§ **WORK INSTRUCTIONS**
Reproduce the records below word for word, beginning with their first line and stopping after the line that contains "Text: LOW-VOLTAGE".

§ **TASK DATA**

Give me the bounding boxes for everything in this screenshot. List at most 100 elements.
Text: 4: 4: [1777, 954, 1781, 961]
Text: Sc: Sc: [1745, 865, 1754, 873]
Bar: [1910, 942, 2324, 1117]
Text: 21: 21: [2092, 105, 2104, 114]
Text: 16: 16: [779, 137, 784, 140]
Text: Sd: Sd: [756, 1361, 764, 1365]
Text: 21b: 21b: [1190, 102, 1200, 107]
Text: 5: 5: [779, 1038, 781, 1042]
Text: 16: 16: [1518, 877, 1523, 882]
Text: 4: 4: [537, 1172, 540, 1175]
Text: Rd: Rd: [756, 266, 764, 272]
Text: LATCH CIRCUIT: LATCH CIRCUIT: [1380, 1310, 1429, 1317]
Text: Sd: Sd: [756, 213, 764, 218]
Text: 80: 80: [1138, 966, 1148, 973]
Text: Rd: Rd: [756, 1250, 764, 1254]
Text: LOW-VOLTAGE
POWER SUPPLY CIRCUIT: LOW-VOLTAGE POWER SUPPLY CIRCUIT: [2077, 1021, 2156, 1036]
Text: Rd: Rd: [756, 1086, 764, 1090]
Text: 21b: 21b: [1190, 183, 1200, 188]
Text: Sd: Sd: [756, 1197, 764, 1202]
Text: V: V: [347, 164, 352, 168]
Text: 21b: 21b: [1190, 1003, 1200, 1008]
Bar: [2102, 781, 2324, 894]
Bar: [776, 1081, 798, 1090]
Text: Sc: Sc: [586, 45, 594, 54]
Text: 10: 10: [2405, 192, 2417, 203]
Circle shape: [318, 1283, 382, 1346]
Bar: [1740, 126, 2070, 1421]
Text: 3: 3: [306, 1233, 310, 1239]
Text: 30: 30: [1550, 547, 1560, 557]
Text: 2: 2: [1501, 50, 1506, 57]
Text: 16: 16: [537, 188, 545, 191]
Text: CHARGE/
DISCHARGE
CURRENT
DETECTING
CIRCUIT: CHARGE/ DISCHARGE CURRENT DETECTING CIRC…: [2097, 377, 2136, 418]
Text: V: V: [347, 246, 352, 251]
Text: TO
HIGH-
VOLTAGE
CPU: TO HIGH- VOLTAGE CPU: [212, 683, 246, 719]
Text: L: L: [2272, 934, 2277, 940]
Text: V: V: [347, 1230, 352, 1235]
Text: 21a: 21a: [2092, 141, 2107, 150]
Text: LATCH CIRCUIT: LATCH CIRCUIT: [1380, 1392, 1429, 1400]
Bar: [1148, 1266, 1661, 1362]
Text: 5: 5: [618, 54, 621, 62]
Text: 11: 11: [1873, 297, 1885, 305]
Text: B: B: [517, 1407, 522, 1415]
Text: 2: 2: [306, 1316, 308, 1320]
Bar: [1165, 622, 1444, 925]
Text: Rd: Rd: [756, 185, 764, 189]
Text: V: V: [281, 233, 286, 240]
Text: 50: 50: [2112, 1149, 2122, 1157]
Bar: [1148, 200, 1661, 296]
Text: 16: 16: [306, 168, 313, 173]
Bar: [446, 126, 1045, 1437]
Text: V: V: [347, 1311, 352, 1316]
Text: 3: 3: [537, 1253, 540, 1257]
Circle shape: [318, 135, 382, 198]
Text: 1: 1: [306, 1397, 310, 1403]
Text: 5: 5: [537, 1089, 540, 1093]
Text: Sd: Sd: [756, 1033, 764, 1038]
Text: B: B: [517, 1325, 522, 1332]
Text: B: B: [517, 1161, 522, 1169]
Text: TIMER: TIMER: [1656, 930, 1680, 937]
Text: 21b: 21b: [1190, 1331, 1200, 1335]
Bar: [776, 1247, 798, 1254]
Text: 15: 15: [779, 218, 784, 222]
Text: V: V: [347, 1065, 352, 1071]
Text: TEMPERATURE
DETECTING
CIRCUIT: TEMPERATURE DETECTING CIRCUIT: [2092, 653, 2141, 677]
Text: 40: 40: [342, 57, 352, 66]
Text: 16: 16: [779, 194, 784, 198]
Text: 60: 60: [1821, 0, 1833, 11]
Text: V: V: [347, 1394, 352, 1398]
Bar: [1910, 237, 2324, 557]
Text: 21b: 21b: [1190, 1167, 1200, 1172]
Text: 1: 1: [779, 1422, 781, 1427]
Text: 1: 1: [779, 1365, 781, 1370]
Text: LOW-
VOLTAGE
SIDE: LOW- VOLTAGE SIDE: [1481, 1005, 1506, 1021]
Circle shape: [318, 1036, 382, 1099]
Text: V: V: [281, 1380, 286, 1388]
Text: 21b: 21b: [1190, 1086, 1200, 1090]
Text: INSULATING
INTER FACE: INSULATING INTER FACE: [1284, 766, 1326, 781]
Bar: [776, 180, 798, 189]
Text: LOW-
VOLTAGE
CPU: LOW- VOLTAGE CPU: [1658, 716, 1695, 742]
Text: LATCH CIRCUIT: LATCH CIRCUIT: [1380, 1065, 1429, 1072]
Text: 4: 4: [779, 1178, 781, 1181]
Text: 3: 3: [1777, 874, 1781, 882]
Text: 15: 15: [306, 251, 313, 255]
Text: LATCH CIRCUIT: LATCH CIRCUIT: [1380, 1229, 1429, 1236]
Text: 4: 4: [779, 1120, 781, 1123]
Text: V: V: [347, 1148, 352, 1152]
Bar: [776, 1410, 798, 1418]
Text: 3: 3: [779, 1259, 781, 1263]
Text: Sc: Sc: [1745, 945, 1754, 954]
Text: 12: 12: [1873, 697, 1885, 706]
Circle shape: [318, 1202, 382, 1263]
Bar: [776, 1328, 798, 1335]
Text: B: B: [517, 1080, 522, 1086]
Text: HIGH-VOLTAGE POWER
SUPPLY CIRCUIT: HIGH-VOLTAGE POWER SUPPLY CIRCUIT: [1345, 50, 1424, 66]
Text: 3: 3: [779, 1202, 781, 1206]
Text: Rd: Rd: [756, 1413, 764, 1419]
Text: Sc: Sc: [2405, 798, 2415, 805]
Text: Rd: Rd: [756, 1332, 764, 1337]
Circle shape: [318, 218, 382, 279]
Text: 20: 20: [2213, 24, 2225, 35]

§ **COMPLETED TASK**
Give me the bounding boxes for everything in this screenshot. List at most 100 elements.
Text: 4: 4: [1777, 954, 1781, 961]
Text: Sc: Sc: [1745, 865, 1754, 873]
Bar: [1910, 942, 2324, 1117]
Text: 21: 21: [2092, 105, 2104, 114]
Text: 16: 16: [779, 137, 784, 140]
Text: Sd: Sd: [756, 1361, 764, 1365]
Text: 21b: 21b: [1190, 102, 1200, 107]
Text: 5: 5: [779, 1038, 781, 1042]
Text: 16: 16: [1518, 877, 1523, 882]
Text: 4: 4: [537, 1172, 540, 1175]
Text: Rd: Rd: [756, 266, 764, 272]
Text: LATCH CIRCUIT: LATCH CIRCUIT: [1380, 1310, 1429, 1317]
Text: Sd: Sd: [756, 213, 764, 218]
Text: 80: 80: [1138, 966, 1148, 973]
Text: Rd: Rd: [756, 1250, 764, 1254]
Text: LOW-VOLTAGE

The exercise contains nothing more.